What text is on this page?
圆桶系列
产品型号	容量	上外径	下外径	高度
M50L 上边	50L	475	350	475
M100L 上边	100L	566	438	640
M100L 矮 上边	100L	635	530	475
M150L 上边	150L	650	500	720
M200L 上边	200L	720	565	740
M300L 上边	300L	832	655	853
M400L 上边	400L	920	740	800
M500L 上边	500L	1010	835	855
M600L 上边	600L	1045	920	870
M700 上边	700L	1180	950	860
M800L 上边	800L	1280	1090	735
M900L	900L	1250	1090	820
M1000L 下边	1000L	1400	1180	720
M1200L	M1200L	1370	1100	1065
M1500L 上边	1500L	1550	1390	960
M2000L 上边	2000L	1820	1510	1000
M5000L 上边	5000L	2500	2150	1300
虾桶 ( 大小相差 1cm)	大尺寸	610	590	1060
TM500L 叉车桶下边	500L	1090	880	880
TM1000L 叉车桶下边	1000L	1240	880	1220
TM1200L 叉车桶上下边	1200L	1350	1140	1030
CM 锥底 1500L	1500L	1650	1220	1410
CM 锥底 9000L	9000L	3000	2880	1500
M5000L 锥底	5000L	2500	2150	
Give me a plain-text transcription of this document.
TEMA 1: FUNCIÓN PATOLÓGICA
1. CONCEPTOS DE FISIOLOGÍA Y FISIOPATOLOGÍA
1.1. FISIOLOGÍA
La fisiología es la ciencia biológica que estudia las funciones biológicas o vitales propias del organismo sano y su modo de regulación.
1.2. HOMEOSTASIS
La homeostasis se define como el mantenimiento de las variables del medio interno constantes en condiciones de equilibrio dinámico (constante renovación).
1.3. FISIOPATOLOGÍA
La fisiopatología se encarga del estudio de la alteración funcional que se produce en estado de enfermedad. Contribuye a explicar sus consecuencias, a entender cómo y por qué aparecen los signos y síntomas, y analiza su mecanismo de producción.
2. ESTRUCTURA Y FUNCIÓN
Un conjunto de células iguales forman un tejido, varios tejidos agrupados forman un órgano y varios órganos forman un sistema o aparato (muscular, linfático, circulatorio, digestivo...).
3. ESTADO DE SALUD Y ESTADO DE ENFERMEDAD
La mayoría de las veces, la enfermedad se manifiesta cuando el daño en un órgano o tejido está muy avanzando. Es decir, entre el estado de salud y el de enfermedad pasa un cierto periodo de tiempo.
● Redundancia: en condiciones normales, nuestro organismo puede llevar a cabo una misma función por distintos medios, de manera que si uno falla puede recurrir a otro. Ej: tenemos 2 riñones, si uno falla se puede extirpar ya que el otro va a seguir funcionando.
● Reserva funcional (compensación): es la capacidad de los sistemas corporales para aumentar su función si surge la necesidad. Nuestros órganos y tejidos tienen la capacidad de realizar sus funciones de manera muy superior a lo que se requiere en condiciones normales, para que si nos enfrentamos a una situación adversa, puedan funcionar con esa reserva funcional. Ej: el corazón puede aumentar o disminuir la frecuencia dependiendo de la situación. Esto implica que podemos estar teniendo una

# AIM:
Copy out every line in the listing where the word "condiciones" appears.

# RESULT OF THIS TASK:
La homeostasis se define como el mantenimiento de las variables del medio interno constantes en condiciones de equilibrio dinámico (constante renovación).
● Redundancia: en condiciones normales, nuestro organismo puede llevar a cabo una misma función por distintos medios, de manera que si uno falla puede recurrir a otro. Ej: tenemos 2 riñones, si uno falla se puede extirpar ya que el otro va a seguir funcionando.
● Reserva funcional (compensación): es la capacidad de los sistemas corporales para aumentar su función si surge la necesidad. Nuestros órganos y tejidos tienen la capacidad de realizar sus funciones de manera muy superior a lo que se requiere en condiciones normales, para que si nos enfrentamos a una situación adversa, puedan funcionar con esa reserva funcional. Ej: el corazón puede aumentar o disminuir la frecuencia dependiendo de la situación. Esto implica que podemos estar teniendo una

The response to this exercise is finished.